→ Directions for this task
Recast every line of the entries below as a Markdown table with two columns, Index for the row number and Content for the line, and leave out blank lines. Omit the pictures from the table.

→ Input material
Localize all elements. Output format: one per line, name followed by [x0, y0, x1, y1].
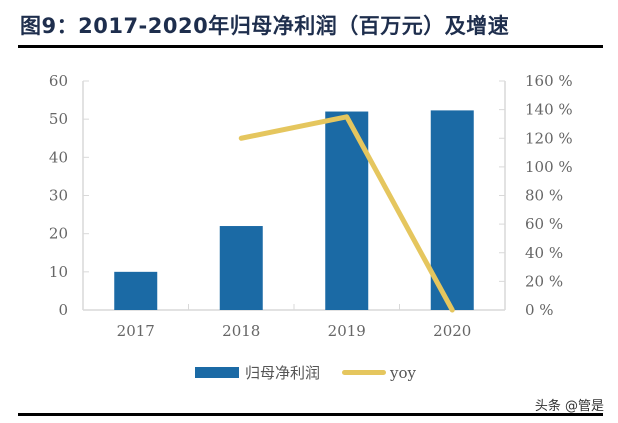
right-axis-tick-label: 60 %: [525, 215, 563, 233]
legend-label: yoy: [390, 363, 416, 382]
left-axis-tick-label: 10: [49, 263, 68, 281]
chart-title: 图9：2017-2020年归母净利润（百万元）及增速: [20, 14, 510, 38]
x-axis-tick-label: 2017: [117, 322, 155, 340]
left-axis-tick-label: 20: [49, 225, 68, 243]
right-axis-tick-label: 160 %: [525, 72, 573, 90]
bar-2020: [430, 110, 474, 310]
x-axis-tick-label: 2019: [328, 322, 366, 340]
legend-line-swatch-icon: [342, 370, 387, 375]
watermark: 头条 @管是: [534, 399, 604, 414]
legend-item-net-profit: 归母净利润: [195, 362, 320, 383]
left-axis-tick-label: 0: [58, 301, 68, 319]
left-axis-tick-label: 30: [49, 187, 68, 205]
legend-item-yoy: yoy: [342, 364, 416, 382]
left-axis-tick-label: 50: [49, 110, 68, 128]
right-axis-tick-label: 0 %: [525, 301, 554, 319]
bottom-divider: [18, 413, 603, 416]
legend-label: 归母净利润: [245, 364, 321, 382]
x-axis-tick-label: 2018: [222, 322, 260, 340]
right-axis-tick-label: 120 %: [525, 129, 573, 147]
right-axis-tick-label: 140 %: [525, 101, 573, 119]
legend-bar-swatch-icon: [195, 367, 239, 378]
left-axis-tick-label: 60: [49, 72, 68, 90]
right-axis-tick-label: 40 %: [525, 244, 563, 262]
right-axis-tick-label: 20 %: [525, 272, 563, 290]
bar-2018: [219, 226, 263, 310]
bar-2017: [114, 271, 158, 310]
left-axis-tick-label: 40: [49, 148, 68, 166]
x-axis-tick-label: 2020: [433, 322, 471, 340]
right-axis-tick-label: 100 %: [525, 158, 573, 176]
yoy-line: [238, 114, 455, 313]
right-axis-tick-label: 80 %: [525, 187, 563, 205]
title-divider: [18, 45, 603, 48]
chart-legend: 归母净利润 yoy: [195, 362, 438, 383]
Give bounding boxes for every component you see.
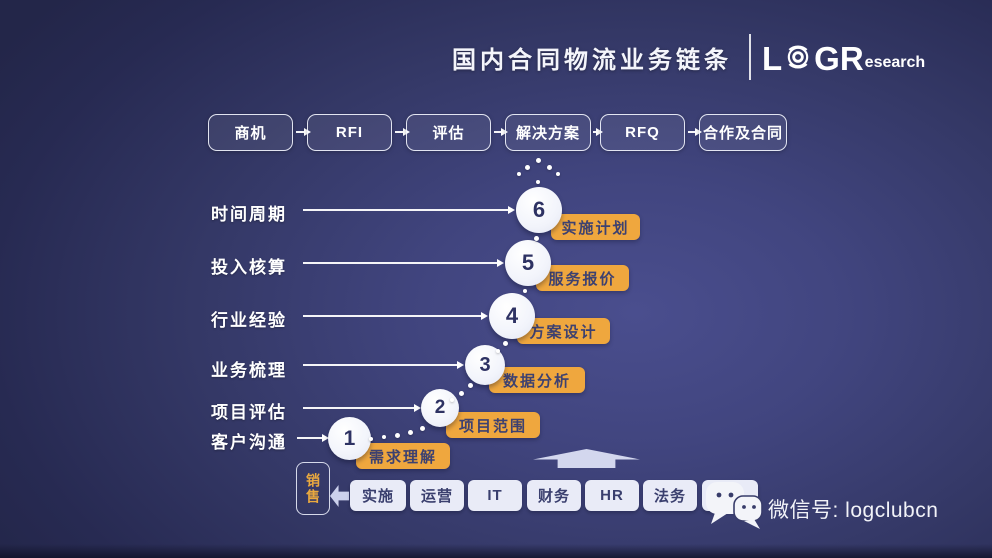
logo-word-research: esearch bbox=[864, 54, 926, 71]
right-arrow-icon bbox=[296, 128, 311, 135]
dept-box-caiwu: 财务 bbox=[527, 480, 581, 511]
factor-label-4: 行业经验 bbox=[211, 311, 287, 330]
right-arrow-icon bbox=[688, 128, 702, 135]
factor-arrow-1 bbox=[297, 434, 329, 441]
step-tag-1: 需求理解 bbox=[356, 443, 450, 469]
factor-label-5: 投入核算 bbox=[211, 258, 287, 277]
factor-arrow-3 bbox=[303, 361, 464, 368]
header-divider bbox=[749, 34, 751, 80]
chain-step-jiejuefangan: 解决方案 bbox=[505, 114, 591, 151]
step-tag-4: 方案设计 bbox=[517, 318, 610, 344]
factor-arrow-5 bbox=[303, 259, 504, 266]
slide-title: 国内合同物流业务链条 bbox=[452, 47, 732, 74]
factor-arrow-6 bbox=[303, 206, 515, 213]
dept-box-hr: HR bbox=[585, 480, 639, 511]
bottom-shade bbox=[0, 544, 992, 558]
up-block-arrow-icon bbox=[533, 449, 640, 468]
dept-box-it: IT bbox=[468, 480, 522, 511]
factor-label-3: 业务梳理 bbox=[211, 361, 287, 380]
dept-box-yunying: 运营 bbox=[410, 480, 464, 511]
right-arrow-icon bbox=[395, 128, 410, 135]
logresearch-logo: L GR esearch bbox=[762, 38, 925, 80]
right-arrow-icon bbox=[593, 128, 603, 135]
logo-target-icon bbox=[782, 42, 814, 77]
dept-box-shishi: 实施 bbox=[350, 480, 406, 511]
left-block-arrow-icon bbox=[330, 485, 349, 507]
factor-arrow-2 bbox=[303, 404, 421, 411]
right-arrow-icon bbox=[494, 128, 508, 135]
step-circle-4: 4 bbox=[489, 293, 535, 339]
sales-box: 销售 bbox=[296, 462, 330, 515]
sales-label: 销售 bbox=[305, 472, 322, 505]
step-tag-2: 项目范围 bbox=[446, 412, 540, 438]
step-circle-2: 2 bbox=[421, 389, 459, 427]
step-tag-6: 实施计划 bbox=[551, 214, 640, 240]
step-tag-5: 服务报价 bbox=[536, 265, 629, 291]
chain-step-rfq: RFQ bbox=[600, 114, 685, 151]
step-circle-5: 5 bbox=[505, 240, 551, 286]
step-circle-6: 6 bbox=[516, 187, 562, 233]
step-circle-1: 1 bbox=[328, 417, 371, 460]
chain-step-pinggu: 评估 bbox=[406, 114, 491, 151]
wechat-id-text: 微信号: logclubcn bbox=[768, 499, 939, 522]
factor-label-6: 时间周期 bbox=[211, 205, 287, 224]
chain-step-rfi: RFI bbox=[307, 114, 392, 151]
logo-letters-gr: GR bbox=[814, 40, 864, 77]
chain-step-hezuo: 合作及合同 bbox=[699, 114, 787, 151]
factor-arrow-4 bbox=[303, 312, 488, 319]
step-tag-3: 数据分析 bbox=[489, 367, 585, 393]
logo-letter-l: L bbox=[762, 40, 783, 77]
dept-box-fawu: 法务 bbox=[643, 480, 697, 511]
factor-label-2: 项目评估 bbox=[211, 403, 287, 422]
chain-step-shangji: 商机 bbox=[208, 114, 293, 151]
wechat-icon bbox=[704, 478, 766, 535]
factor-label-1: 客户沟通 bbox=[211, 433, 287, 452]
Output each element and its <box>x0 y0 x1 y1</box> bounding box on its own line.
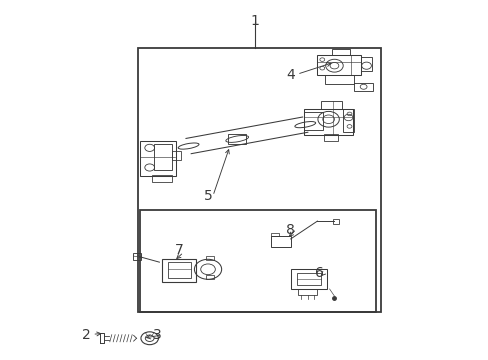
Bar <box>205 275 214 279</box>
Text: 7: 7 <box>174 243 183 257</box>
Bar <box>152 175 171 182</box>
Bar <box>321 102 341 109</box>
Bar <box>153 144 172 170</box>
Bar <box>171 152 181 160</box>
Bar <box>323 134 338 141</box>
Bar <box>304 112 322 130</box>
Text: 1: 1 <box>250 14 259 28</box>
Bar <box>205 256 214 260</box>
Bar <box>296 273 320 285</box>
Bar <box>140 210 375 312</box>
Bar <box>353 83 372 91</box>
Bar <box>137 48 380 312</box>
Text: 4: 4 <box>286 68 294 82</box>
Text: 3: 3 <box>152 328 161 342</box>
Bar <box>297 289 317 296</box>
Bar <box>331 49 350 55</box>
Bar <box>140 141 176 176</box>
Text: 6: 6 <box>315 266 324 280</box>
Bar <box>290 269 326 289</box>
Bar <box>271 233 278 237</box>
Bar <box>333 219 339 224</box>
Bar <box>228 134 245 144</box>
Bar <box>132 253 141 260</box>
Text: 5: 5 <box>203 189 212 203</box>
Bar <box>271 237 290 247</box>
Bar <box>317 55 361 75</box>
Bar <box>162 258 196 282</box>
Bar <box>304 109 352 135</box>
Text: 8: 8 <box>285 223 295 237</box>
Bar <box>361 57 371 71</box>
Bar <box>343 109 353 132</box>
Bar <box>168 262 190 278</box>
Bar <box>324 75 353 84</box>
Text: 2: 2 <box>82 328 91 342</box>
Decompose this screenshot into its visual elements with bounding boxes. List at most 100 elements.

→ Solution
| Index | Content |
|---|---|
| 1 | Localize all elements. Output format: one per line, name followed by [x0, y0, x1, y1]. |
| 2 | right-axis-tick-label: 60 %: [525, 215, 563, 233] |
| 3 | legend-label: yoy: [390, 363, 416, 382] |
| 4 | left-axis-tick-label: 10: [49, 263, 68, 281] |
| 5 | chart-title: 图9：2017-2020年归母净利润（百万元）及增速: [20, 14, 510, 38] |
| 6 | x-axis-tick-label: 2017: [117, 322, 155, 340] |
| 7 | left-axis-tick-label: 20: [49, 225, 68, 243] |
| 8 | right-axis-tick-label: 160 %: [525, 72, 573, 90] |
| 9 | bar-2020: [430, 110, 474, 310] |
| 10 | x-axis-tick-label: 2019: [328, 322, 366, 340] |
| 11 | legend-line-swatch-icon: [342, 370, 387, 375] |
| 12 | watermark: 头条 @管是: [534, 399, 604, 414] |
| 13 | legend-item-net-profit: 归母净利润: [195, 362, 320, 383] |
| 14 | left-axis-tick-label: 0: [58, 301, 68, 319] |
| 15 | left-axis-tick-label: 30: [49, 187, 68, 205] |
| 16 | legend-item-yoy: yoy: [342, 364, 416, 382] |
| 17 | left-axis-tick-label: 50: [49, 110, 68, 128] |
| 18 | right-axis-tick-label: 0 %: [525, 301, 554, 319] |
| 19 | bottom-divider: [18, 413, 603, 416] |
| 20 | legend-label: 归母净利润: [245, 364, 321, 382] |
| 21 | x-axis-tick-label: 2018: [222, 322, 260, 340] |
| 22 | right-axis-tick-label: 120 %: [525, 129, 573, 147] |
| 23 | right-axis-tick-label: 140 %: [525, 101, 573, 119] |
| 24 | legend-bar-swatch-icon: [195, 367, 239, 378] |
| 25 | left-axis-tick-label: 60: [49, 72, 68, 90] |
| 26 | right-axis-tick-label: 40 %: [525, 244, 563, 262] |
| 27 | right-axis-tick-label: 20 %: [525, 272, 563, 290] |
| 28 | bar-2018: [219, 226, 263, 310] |
| 29 | bar-2017: [114, 271, 158, 310] |
| 30 | left-axis-tick-label: 40: [49, 148, 68, 166] |
| 31 | x-axis-tick-label: 2020: [433, 322, 471, 340] |
| 32 | right-axis-tick-label: 100 %: [525, 158, 573, 176] |
| 33 | yoy-line: [238, 114, 455, 313] |
| 34 | right-axis-tick-label: 80 %: [525, 187, 563, 205] |
| 35 | title-divider: [18, 45, 603, 48] |
| 36 | chart-legend: 归母净利润 yoy: [195, 362, 438, 383] |
| 37 | Give bounding boxes for every component you see. |
| 38 | logo-word-research: esearch bbox=[864, 54, 926, 71] |
| 39 | right-arrow-icon bbox=[296, 128, 311, 135] |
| 40 | dept-box-caiwu: 财务 bbox=[527, 480, 581, 511] |
| 41 | factor-label-4: 行业经验 bbox=[211, 311, 287, 330] |
| 42 | right-arrow-icon bbox=[688, 128, 702, 135] |
| 43 | factor-arrow-1 bbox=[297, 434, 329, 441] |
| 44 | step-tag-1: 需求理解 bbox=[356, 443, 450, 469] |
| 45 | factor-label-5: 投入核算 bbox=[211, 258, 287, 277] |
| 46 | factor-arrow-3 bbox=[303, 361, 464, 368] |
| 47 | header-divider bbox=[749, 34, 751, 80] |
| 48 | chain-step-jiejuefangan: 解决方案 bbox=[505, 114, 591, 151] |
| 49 | step-tag-4: 方案设计 bbox=[517, 318, 610, 344] |
| 50 | factor-arrow-5 bbox=[303, 259, 504, 266] |
| 51 | slide-title: 国内合同物流业务链条 bbox=[452, 47, 732, 74] |
| 52 | factor-arrow-6 bbox=[303, 206, 515, 213] |
| 53 | dept-box-hr: HR bbox=[585, 480, 639, 511] |
| 54 | bottom-shade bbox=[0, 544, 992, 558] |
| 55 | up-block-arrow-icon bbox=[533, 449, 640, 468] |
| 56 | dept-box-it: IT bbox=[468, 480, 522, 511] |
| 57 | factor-label-3: 业务梳理 bbox=[211, 361, 287, 380] |
| 58 | dept-box-yunying: 运营 bbox=[410, 480, 464, 511] |
| 59 | right-arrow-icon bbox=[395, 128, 410, 135] |
| 60 | logresearch-logo: L GR esearch bbox=[762, 38, 925, 80] |
| 61 | right-arrow-icon bbox=[593, 128, 603, 135] |
| 62 | logo-target-icon bbox=[782, 42, 814, 77] |
| 63 | dept-box-shishi: 实施 bbox=[350, 480, 406, 511] |
| 64 | left-block-arrow-icon bbox=[330, 485, 349, 507] |
| 65 | factor-arrow-2 bbox=[303, 404, 421, 411] |
| 66 | right-arrow-icon bbox=[494, 128, 508, 135] |
| 67 | step-circle-4: 4 bbox=[489, 293, 535, 339] |
| 68 | sales-box: 销售 bbox=[296, 462, 330, 515] |
| 69 | sales-label: 销售 bbox=[305, 472, 322, 505] |
| 70 | step-tag-2: 项目范围 bbox=[446, 412, 540, 438] |
| 71 | step-circle-2: 2 bbox=[421, 389, 459, 427] |
| 72 | step-tag-6: 实施计划 bbox=[551, 214, 640, 240] |
| 73 | step-tag-5: 服务报价 bbox=[536, 265, 629, 291] |
| 74 | chain-step-rfq: RFQ bbox=[600, 114, 685, 151] |
| 75 | step-circle-5: 5 bbox=[505, 240, 551, 286] |
| 76 | step-circle-6: 6 bbox=[516, 187, 562, 233] |
| 77 | step-circle-1: 1 bbox=[328, 417, 371, 460] |
| 78 | chain-step-pinggu: 评估 bbox=[406, 114, 491, 151] |
| 79 | wechat-id-text: 微信号: logclubcn bbox=[768, 499, 939, 522] |
| 80 | factor-label-6: 时间周期 bbox=[211, 205, 287, 224] |
| 81 | chain-step-rfi: RFI bbox=[307, 114, 392, 151] |
| 82 | logo-letters-gr: GR bbox=[814, 40, 864, 77] |
| 83 | chain-step-hezuo: 合作及合同 bbox=[699, 114, 787, 151] |
| 84 | factor-arrow-4 bbox=[303, 312, 488, 319] |
| 85 | step-tag-3: 数据分析 bbox=[489, 367, 585, 393] |
| 86 | logo-letter-l: L bbox=[762, 40, 783, 77] |
| 87 | dept-box-fawu: 法务 bbox=[643, 480, 697, 511] |
| 88 | factor-label-2: 项目评估 bbox=[211, 403, 287, 422] |
| 89 | chain-step-shangji: 商机 bbox=[208, 114, 293, 151] |
| 90 | wechat-icon bbox=[704, 478, 766, 535] |
| 91 | factor-label-1: 客户沟通 bbox=[211, 433, 287, 452] |
| 92 | Output each element and its <box>x0 y0 x1 y1</box> bounding box on its own line. |
| 93 | Bar <box>205 275 214 279</box> |
| 94 | Text: 7: 7 <box>174 243 183 257</box> |
| 95 | Bar <box>152 175 171 182</box> |
| 96 | Bar <box>321 102 341 109</box> |
| 97 | Bar <box>153 144 172 170</box> |
| 98 | Bar <box>171 152 181 160</box> |
| 99 | Bar <box>323 134 338 141</box> |
| 100 | Bar <box>304 112 322 130</box> |
| 101 | Text: 1: 1 <box>250 14 259 28</box> |
| 102 | Bar <box>205 256 214 260</box> |
| 103 | Bar <box>296 273 320 285</box> |
| 104 | Bar <box>140 210 375 312</box> |
| 105 | Bar <box>353 83 372 91</box> |
| 106 | Bar <box>137 48 380 312</box> |
| 107 | Text: 4: 4 <box>286 68 294 82</box> |
| 108 | Text: 3: 3 <box>152 328 161 342</box> |
| 109 | Bar <box>297 289 317 296</box> |
| 110 | Bar <box>331 49 350 55</box> |
| 111 | Bar <box>140 141 176 176</box> |
| 112 | Text: 6: 6 <box>315 266 324 280</box> |
| 113 | Bar <box>290 269 326 289</box> |
| 114 | Bar <box>271 233 278 237</box> |
| 115 | Bar <box>333 219 339 224</box> |
| 116 | Bar <box>228 134 245 144</box> |
| 117 | Bar <box>132 253 141 260</box> |
| 118 | Text: 5: 5 <box>203 189 212 203</box> |
| 119 | Bar <box>271 237 290 247</box> |
| 120 | Bar <box>317 55 361 75</box> |
| 121 | Bar <box>162 258 196 282</box> |
| 122 | Bar <box>304 109 352 135</box> |
| 123 | Text: 8: 8 <box>285 223 295 237</box> |
| 124 | Bar <box>361 57 371 71</box> |
| 125 | Bar <box>343 109 353 132</box> |
| 126 | Bar <box>168 262 190 278</box> |
| 127 | Bar <box>324 75 353 84</box> |
| 128 | Text: 2: 2 <box>82 328 91 342</box> |
| 129 | Decompose this screenshot into its visual elements with bounding boxes. List at most 100 elements. |